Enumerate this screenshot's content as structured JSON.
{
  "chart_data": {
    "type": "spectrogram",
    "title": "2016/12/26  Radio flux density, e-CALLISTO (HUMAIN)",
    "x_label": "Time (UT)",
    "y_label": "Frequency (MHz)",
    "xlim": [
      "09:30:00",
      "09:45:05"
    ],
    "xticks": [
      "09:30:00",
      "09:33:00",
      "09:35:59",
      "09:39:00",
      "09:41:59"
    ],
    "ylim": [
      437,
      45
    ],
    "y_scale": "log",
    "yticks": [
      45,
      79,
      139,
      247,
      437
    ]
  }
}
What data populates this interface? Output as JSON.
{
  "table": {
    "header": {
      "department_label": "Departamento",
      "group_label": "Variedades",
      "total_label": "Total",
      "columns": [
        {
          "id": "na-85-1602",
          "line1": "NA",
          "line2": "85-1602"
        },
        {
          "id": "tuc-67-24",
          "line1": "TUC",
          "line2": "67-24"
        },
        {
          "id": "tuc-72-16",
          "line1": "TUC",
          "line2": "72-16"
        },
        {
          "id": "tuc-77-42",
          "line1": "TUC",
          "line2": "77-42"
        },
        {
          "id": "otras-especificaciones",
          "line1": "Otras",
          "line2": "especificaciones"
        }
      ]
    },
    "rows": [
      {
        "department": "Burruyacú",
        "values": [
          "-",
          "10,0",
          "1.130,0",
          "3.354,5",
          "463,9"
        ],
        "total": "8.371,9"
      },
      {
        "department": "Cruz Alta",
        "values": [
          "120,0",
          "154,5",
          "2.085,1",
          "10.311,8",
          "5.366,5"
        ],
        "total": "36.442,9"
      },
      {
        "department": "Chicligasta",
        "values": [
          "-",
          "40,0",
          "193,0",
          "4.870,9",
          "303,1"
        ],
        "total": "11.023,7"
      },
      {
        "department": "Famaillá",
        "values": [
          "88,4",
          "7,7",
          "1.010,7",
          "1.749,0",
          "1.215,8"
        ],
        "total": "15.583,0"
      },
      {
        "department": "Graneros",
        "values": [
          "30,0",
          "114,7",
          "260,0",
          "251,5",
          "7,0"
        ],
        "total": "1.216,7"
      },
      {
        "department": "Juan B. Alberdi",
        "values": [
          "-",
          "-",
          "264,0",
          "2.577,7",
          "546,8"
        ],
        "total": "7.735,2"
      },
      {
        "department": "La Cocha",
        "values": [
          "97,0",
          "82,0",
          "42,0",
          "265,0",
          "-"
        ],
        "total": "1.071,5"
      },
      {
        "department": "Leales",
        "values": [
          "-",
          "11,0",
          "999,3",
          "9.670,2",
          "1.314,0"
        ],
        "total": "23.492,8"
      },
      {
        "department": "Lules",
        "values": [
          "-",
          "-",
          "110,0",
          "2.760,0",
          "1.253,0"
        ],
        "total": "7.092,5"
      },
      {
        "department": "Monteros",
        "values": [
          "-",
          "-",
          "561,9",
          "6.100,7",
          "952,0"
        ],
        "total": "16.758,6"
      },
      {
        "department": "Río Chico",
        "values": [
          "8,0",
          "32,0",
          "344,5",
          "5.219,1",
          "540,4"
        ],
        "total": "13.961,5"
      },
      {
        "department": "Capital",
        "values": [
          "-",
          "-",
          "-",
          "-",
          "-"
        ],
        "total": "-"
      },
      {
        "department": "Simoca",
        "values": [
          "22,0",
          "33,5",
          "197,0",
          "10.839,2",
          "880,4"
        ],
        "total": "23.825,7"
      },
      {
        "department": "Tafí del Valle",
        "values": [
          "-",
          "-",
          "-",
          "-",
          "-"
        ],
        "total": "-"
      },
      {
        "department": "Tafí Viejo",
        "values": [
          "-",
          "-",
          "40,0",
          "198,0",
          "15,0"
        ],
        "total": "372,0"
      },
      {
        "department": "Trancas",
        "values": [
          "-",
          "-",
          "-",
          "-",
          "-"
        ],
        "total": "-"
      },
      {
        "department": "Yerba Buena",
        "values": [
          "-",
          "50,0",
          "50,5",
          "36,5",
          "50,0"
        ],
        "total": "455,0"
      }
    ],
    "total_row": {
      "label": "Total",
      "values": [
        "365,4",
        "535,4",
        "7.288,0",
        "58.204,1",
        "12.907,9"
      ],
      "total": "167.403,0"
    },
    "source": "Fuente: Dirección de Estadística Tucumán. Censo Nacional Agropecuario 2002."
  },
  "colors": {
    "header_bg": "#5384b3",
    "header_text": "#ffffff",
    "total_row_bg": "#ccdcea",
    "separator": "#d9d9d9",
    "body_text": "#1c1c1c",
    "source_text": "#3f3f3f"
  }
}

★ ★ ★ ★ ★

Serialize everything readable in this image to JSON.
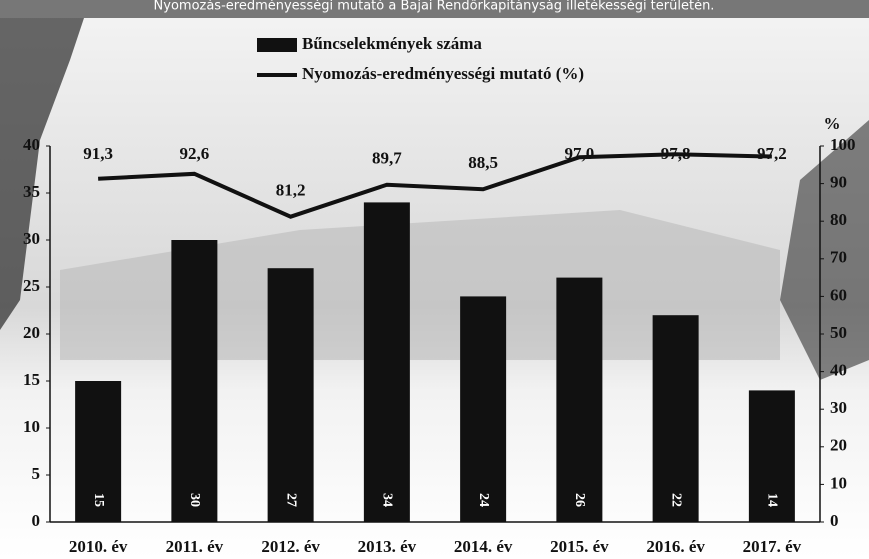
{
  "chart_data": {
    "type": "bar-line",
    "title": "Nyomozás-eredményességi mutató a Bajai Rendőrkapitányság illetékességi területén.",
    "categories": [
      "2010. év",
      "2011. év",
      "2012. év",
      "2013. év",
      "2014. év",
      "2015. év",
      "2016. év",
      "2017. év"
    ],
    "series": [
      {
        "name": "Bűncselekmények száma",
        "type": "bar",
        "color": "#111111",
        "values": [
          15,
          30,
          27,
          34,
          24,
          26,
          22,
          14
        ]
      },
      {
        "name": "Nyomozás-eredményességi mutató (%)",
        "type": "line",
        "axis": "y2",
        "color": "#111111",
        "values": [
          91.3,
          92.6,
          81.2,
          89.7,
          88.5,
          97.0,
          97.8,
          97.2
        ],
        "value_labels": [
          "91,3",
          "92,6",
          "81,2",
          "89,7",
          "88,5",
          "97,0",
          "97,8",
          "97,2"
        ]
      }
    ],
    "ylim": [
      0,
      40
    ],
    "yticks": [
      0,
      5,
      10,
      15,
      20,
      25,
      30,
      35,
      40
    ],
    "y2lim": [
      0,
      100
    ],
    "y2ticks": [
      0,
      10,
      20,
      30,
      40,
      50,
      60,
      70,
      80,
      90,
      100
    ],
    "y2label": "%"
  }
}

★ ★ ★ ★ ★

Locate and copy each line in the data above that includes the word "title".

    "title": "2016/12/26  Radio flux density, e-CALLISTO (HUMAIN)",
    "title": "Nyomozás-eredményességi mutató a Bajai Rendőrkapitányság illetékességi területén.",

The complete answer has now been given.